**What you have to do**:
Copy all of the material exactly. Pictures are not to appear in the copy.

(Part of a data file)
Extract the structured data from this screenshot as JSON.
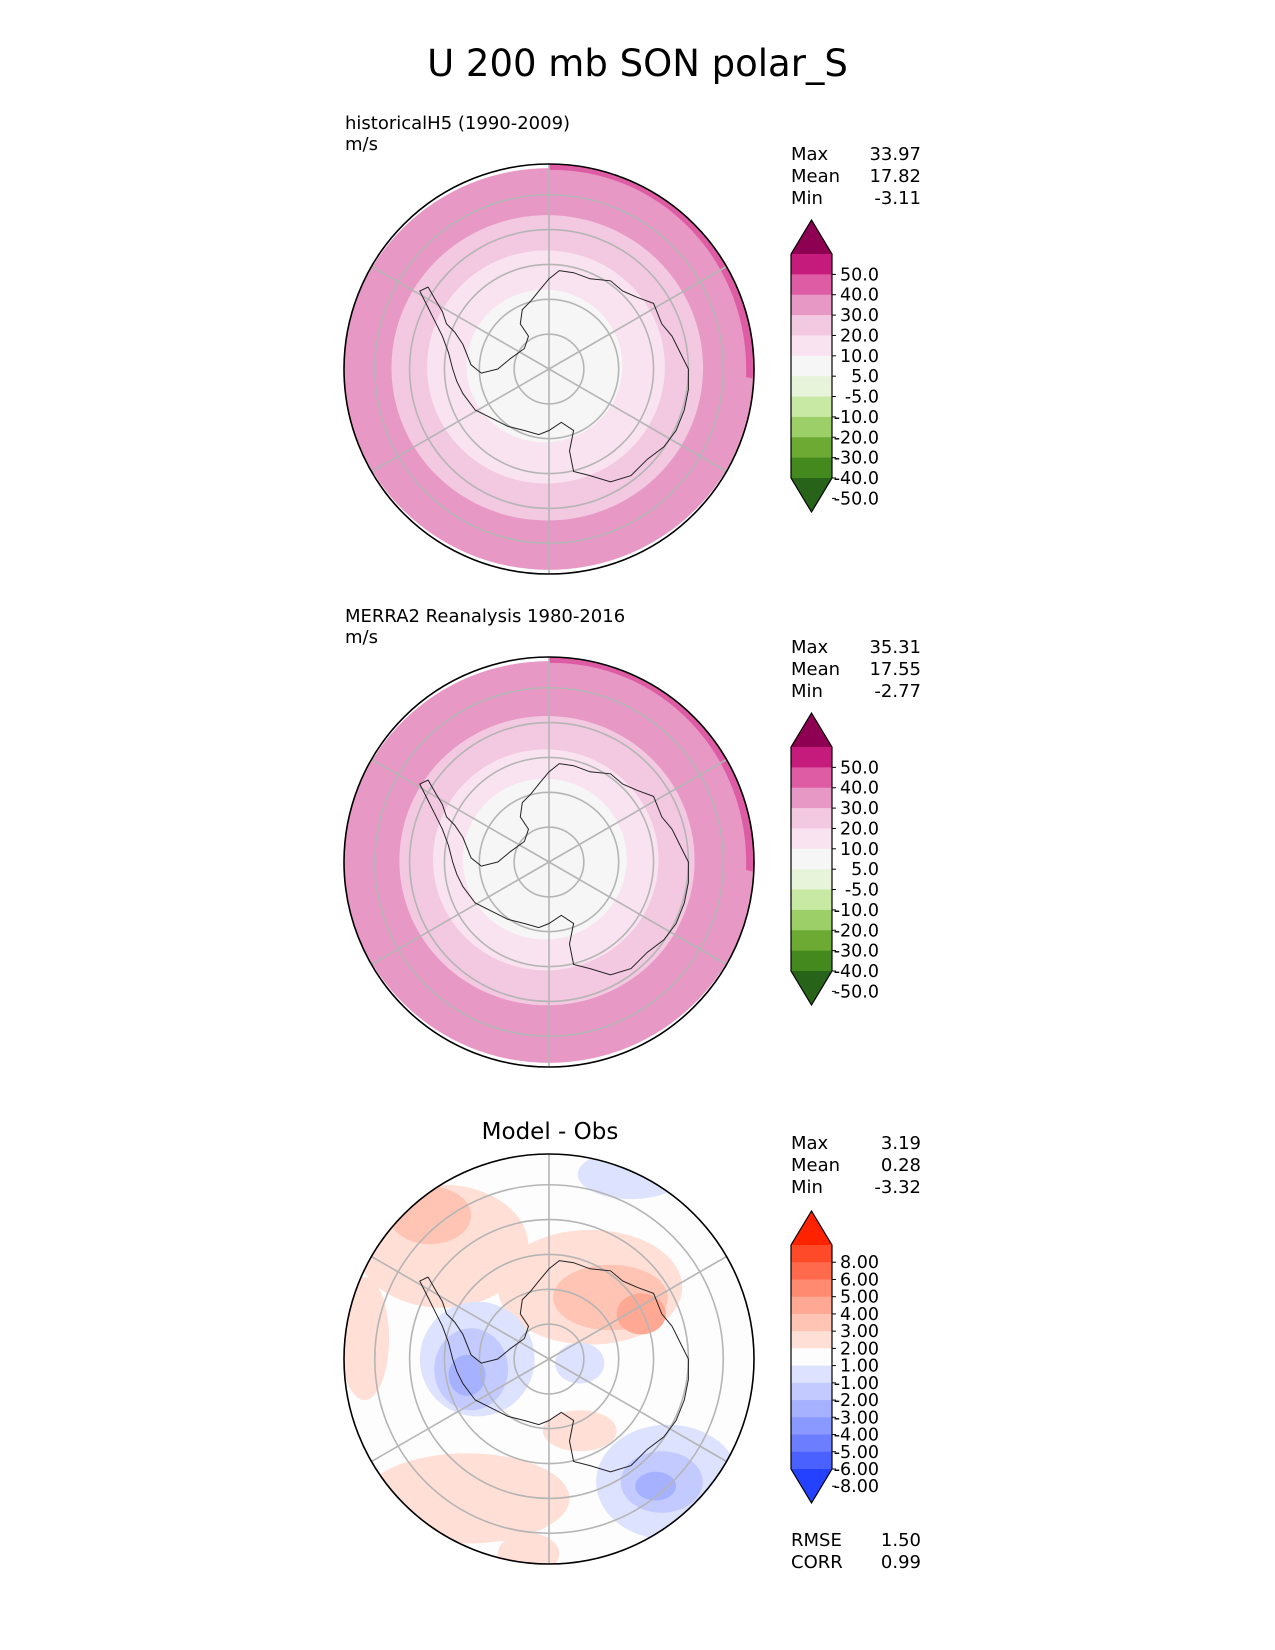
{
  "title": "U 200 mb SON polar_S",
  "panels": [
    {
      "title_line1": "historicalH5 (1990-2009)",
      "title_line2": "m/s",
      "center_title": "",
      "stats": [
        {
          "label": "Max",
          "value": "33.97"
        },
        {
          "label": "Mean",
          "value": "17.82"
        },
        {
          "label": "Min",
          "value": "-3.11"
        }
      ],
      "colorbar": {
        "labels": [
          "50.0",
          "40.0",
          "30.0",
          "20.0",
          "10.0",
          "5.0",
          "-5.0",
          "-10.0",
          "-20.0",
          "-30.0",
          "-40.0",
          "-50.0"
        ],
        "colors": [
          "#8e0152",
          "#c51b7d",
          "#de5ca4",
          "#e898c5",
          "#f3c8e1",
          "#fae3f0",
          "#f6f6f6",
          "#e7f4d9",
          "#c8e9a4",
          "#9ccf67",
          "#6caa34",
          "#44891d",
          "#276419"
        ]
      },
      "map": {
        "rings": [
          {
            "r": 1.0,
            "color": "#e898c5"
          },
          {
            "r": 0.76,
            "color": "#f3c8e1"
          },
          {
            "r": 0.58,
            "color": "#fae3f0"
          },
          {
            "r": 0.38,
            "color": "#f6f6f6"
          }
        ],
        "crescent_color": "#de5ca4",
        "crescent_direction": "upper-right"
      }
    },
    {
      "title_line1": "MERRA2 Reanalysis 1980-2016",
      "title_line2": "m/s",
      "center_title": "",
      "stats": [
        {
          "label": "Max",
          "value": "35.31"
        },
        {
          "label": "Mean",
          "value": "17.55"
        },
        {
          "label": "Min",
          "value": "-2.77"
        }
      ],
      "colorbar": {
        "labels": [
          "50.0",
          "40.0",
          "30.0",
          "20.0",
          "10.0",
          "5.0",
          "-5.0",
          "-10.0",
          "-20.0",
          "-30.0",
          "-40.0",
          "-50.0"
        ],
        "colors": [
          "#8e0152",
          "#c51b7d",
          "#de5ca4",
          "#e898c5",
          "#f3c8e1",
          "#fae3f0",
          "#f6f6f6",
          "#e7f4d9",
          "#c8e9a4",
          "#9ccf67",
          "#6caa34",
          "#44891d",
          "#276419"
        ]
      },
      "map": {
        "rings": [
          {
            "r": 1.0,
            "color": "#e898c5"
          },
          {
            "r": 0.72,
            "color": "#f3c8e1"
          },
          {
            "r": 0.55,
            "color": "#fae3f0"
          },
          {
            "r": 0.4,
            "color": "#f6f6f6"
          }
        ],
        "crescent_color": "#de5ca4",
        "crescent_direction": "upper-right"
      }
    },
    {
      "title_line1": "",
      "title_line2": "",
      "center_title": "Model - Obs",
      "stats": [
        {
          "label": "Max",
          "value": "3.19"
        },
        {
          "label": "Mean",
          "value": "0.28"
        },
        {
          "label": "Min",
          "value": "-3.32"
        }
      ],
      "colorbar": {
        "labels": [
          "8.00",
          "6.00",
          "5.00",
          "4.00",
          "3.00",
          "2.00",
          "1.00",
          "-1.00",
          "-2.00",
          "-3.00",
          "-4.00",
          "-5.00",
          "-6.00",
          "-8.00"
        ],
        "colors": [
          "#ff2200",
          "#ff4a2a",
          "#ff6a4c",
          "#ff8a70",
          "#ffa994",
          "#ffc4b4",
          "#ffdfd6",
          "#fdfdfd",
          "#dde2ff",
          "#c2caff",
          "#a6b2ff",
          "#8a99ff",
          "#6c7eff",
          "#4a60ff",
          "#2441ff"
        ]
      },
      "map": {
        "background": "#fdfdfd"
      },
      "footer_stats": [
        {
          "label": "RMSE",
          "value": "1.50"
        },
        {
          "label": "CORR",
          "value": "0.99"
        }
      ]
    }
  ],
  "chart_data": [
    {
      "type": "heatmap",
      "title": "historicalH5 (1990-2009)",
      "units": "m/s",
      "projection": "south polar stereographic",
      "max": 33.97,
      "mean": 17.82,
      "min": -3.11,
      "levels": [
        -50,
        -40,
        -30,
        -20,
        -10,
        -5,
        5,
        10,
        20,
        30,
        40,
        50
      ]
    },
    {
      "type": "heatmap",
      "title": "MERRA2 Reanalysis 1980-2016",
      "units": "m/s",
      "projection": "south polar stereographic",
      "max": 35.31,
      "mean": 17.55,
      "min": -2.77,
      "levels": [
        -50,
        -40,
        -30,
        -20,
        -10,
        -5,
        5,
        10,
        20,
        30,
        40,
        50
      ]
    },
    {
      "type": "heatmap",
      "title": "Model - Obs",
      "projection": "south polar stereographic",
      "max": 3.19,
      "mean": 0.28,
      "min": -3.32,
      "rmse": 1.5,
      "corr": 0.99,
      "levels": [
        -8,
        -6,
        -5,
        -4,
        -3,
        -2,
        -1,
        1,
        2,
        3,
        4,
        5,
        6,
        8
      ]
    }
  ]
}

**Full output**:
Extract the structured data from this screenshot as JSON.
{
  "title": "U 200 mb SON polar_S",
  "panels": [
    {
      "title_line1": "historicalH5 (1990-2009)",
      "title_line2": "m/s",
      "center_title": "",
      "stats": [
        {
          "label": "Max",
          "value": "33.97"
        },
        {
          "label": "Mean",
          "value": "17.82"
        },
        {
          "label": "Min",
          "value": "-3.11"
        }
      ],
      "colorbar": {
        "labels": [
          "50.0",
          "40.0",
          "30.0",
          "20.0",
          "10.0",
          "5.0",
          "-5.0",
          "-10.0",
          "-20.0",
          "-30.0",
          "-40.0",
          "-50.0"
        ],
        "colors": [
          "#8e0152",
          "#c51b7d",
          "#de5ca4",
          "#e898c5",
          "#f3c8e1",
          "#fae3f0",
          "#f6f6f6",
          "#e7f4d9",
          "#c8e9a4",
          "#9ccf67",
          "#6caa34",
          "#44891d",
          "#276419"
        ]
      },
      "map": {
        "rings": [
          {
            "r": 1.0,
            "color": "#e898c5"
          },
          {
            "r": 0.76,
            "color": "#f3c8e1"
          },
          {
            "r": 0.58,
            "color": "#fae3f0"
          },
          {
            "r": 0.38,
            "color": "#f6f6f6"
          }
        ],
        "crescent_color": "#de5ca4",
        "crescent_direction": "upper-right"
      }
    },
    {
      "title_line1": "MERRA2 Reanalysis 1980-2016",
      "title_line2": "m/s",
      "center_title": "",
      "stats": [
        {
          "label": "Max",
          "value": "35.31"
        },
        {
          "label": "Mean",
          "value": "17.55"
        },
        {
          "label": "Min",
          "value": "-2.77"
        }
      ],
      "colorbar": {
        "labels": [
          "50.0",
          "40.0",
          "30.0",
          "20.0",
          "10.0",
          "5.0",
          "-5.0",
          "-10.0",
          "-20.0",
          "-30.0",
          "-40.0",
          "-50.0"
        ],
        "colors": [
          "#8e0152",
          "#c51b7d",
          "#de5ca4",
          "#e898c5",
          "#f3c8e1",
          "#fae3f0",
          "#f6f6f6",
          "#e7f4d9",
          "#c8e9a4",
          "#9ccf67",
          "#6caa34",
          "#44891d",
          "#276419"
        ]
      },
      "map": {
        "rings": [
          {
            "r": 1.0,
            "color": "#e898c5"
          },
          {
            "r": 0.72,
            "color": "#f3c8e1"
          },
          {
            "r": 0.55,
            "color": "#fae3f0"
          },
          {
            "r": 0.4,
            "color": "#f6f6f6"
          }
        ],
        "crescent_color": "#de5ca4",
        "crescent_direction": "upper-right"
      }
    },
    {
      "title_line1": "",
      "title_line2": "",
      "center_title": "Model - Obs",
      "stats": [
        {
          "label": "Max",
          "value": "3.19"
        },
        {
          "label": "Mean",
          "value": "0.28"
        },
        {
          "label": "Min",
          "value": "-3.32"
        }
      ],
      "colorbar": {
        "labels": [
          "8.00",
          "6.00",
          "5.00",
          "4.00",
          "3.00",
          "2.00",
          "1.00",
          "-1.00",
          "-2.00",
          "-3.00",
          "-4.00",
          "-5.00",
          "-6.00",
          "-8.00"
        ],
        "colors": [
          "#ff2200",
          "#ff4a2a",
          "#ff6a4c",
          "#ff8a70",
          "#ffa994",
          "#ffc4b4",
          "#ffdfd6",
          "#fdfdfd",
          "#dde2ff",
          "#c2caff",
          "#a6b2ff",
          "#8a99ff",
          "#6c7eff",
          "#4a60ff",
          "#2441ff"
        ]
      },
      "map": {
        "background": "#fdfdfd"
      },
      "footer_stats": [
        {
          "label": "RMSE",
          "value": "1.50"
        },
        {
          "label": "CORR",
          "value": "0.99"
        }
      ]
    }
  ],
  "chart_data": [
    {
      "type": "heatmap",
      "title": "historicalH5 (1990-2009)",
      "units": "m/s",
      "projection": "south polar stereographic",
      "max": 33.97,
      "mean": 17.82,
      "min": -3.11,
      "levels": [
        -50,
        -40,
        -30,
        -20,
        -10,
        -5,
        5,
        10,
        20,
        30,
        40,
        50
      ]
    },
    {
      "type": "heatmap",
      "title": "MERRA2 Reanalysis 1980-2016",
      "units": "m/s",
      "projection": "south polar stereographic",
      "max": 35.31,
      "mean": 17.55,
      "min": -2.77,
      "levels": [
        -50,
        -40,
        -30,
        -20,
        -10,
        -5,
        5,
        10,
        20,
        30,
        40,
        50
      ]
    },
    {
      "type": "heatmap",
      "title": "Model - Obs",
      "projection": "south polar stereographic",
      "max": 3.19,
      "mean": 0.28,
      "min": -3.32,
      "rmse": 1.5,
      "corr": 0.99,
      "levels": [
        -8,
        -6,
        -5,
        -4,
        -3,
        -2,
        -1,
        1,
        2,
        3,
        4,
        5,
        6,
        8
      ]
    }
  ]
}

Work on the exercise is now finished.